┏━━
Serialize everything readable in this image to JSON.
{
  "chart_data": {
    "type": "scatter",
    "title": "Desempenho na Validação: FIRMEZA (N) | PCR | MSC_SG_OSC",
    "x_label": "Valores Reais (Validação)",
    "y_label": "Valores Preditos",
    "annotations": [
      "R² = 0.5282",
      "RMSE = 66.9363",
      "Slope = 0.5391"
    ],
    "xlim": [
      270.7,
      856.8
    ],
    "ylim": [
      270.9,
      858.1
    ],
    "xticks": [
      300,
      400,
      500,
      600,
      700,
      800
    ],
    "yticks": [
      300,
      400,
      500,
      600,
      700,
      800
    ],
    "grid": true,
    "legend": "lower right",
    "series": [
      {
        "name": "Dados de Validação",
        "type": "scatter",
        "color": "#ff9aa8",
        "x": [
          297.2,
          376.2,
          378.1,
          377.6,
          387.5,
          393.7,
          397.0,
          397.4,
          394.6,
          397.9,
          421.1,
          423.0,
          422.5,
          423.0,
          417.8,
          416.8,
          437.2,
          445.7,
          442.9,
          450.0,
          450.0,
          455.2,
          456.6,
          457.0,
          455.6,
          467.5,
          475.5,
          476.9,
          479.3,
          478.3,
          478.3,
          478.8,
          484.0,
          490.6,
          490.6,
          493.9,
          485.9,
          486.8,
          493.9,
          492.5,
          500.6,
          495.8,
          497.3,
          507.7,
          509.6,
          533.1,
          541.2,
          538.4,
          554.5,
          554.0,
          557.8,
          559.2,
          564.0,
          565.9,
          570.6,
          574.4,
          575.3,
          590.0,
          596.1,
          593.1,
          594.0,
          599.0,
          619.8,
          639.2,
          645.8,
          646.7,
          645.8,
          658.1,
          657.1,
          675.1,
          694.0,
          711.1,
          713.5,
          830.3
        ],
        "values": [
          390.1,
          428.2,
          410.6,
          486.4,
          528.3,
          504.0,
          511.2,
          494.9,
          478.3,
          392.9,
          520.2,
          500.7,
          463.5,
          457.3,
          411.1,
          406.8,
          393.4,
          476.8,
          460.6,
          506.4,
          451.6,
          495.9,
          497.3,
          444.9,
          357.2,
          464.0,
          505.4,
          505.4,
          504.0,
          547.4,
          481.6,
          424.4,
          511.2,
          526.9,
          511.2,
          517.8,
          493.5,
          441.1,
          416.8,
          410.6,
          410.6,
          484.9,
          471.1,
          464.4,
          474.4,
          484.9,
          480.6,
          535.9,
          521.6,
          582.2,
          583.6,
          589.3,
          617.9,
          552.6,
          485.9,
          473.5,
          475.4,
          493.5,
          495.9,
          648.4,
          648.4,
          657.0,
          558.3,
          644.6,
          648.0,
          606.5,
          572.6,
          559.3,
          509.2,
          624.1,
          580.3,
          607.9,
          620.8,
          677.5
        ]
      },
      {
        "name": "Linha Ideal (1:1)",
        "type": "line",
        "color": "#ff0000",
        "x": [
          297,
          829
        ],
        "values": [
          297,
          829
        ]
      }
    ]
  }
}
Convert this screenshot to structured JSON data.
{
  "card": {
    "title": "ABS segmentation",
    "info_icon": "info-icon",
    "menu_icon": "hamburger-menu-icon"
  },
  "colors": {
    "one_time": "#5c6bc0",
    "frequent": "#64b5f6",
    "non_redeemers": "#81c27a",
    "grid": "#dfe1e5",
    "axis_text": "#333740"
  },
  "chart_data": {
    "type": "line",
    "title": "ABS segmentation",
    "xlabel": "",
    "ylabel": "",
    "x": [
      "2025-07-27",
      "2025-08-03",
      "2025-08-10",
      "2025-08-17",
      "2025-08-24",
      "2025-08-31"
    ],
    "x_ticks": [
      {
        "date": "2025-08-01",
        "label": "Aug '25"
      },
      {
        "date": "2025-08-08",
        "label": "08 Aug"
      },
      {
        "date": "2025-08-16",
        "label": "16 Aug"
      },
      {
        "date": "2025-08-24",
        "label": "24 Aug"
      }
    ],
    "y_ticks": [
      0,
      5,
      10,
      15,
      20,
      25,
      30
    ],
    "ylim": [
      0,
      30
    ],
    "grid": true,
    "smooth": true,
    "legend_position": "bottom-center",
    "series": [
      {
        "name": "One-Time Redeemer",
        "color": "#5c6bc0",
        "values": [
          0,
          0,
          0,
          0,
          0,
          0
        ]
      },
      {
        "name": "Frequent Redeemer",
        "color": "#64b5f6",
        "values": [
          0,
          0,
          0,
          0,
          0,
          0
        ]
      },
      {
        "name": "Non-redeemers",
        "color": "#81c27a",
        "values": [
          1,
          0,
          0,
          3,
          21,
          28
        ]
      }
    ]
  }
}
┗━━
Task description >> Restate each entry exactly, skipping none.

Result for this task >>
Serialize everything readable in this image to JSON.
{
  "chart_data": {
    "type": "scatter",
    "title": "Desempenho na Validação: FIRMEZA (N) | PCR | MSC_SG_OSC",
    "x_label": "Valores Reais (Validação)",
    "y_label": "Valores Preditos",
    "annotations": [
      "R² = 0.5282",
      "RMSE = 66.9363",
      "Slope = 0.5391"
    ],
    "xlim": [
      270.7,
      856.8
    ],
    "ylim": [
      270.9,
      858.1
    ],
    "xticks": [
      300,
      400,
      500,
      600,
      700,
      800
    ],
    "yticks": [
      300,
      400,
      500,
      600,
      700,
      800
    ],
    "grid": true,
    "legend": "lower right",
    "series": [
      {
        "name": "Dados de Validação",
        "type": "scatter",
        "color": "#ff9aa8",
        "x": [
          297.2,
          376.2,
          378.1,
          377.6,
          387.5,
          393.7,
          397.0,
          397.4,
          394.6,
          397.9,
          421.1,
          423.0,
          422.5,
          423.0,
          417.8,
          416.8,
          437.2,
          445.7,
          442.9,
          450.0,
          450.0,
          455.2,
          456.6,
          457.0,
          455.6,
          467.5,
          475.5,
          476.9,
          479.3,
          478.3,
          478.3,
          478.8,
          484.0,
          490.6,
          490.6,
          493.9,
          485.9,
          486.8,
          493.9,
          492.5,
          500.6,
          495.8,
          497.3,
          507.7,
          509.6,
          533.1,
          541.2,
          538.4,
          554.5,
          554.0,
          557.8,
          559.2,
          564.0,
          565.9,
          570.6,
          574.4,
          575.3,
          590.0,
          596.1,
          593.1,
          594.0,
          599.0,
          619.8,
          639.2,
          645.8,
          646.7,
          645.8,
          658.1,
          657.1,
          675.1,
          694.0,
          711.1,
          713.5,
          830.3
        ],
        "values": [
          390.1,
          428.2,
          410.6,
          486.4,
          528.3,
          504.0,
          511.2,
          494.9,
          478.3,
          392.9,
          520.2,
          500.7,
          463.5,
          457.3,
          411.1,
          406.8,
          393.4,
          476.8,
          460.6,
          506.4,
          451.6,
          495.9,
          497.3,
          444.9,
          357.2,
          464.0,
          505.4,
          505.4,
          504.0,
          547.4,
          481.6,
          424.4,
          511.2,
          526.9,
          511.2,
          517.8,
          493.5,
          441.1,
          416.8,
          410.6,
          410.6,
          484.9,
          471.1,
          464.4,
          474.4,
          484.9,
          480.6,
          535.9,
          521.6,
          582.2,
          583.6,
          589.3,
          617.9,
          552.6,
          485.9,
          473.5,
          475.4,
          493.5,
          495.9,
          648.4,
          648.4,
          657.0,
          558.3,
          644.6,
          648.0,
          606.5,
          572.6,
          559.3,
          509.2,
          624.1,
          580.3,
          607.9,
          620.8,
          677.5
        ]
      },
      {
        "name": "Linha Ideal (1:1)",
        "type": "line",
        "color": "#ff0000",
        "x": [
          297,
          829
        ],
        "values": [
          297,
          829
        ]
      }
    ]
  }
}
Convert this screenshot to structured JSON data.
{
  "card": {
    "title": "ABS segmentation",
    "info_icon": "info-icon",
    "menu_icon": "hamburger-menu-icon"
  },
  "colors": {
    "one_time": "#5c6bc0",
    "frequent": "#64b5f6",
    "non_redeemers": "#81c27a",
    "grid": "#dfe1e5",
    "axis_text": "#333740"
  },
  "chart_data": {
    "type": "line",
    "title": "ABS segmentation",
    "xlabel": "",
    "ylabel": "",
    "x": [
      "2025-07-27",
      "2025-08-03",
      "2025-08-10",
      "2025-08-17",
      "2025-08-24",
      "2025-08-31"
    ],
    "x_ticks": [
      {
        "date": "2025-08-01",
        "label": "Aug '25"
      },
      {
        "date": "2025-08-08",
        "label": "08 Aug"
      },
      {
        "date": "2025-08-16",
        "label": "16 Aug"
      },
      {
        "date": "2025-08-24",
        "label": "24 Aug"
      }
    ],
    "y_ticks": [
      0,
      5,
      10,
      15,
      20,
      25,
      30
    ],
    "ylim": [
      0,
      30
    ],
    "grid": true,
    "smooth": true,
    "legend_position": "bottom-center",
    "series": [
      {
        "name": "One-Time Redeemer",
        "color": "#5c6bc0",
        "values": [
          0,
          0,
          0,
          0,
          0,
          0
        ]
      },
      {
        "name": "Frequent Redeemer",
        "color": "#64b5f6",
        "values": [
          0,
          0,
          0,
          0,
          0,
          0
        ]
      },
      {
        "name": "Non-redeemers",
        "color": "#81c27a",
        "values": [
          1,
          0,
          0,
          3,
          21,
          28
        ]
      }
    ]
  }
}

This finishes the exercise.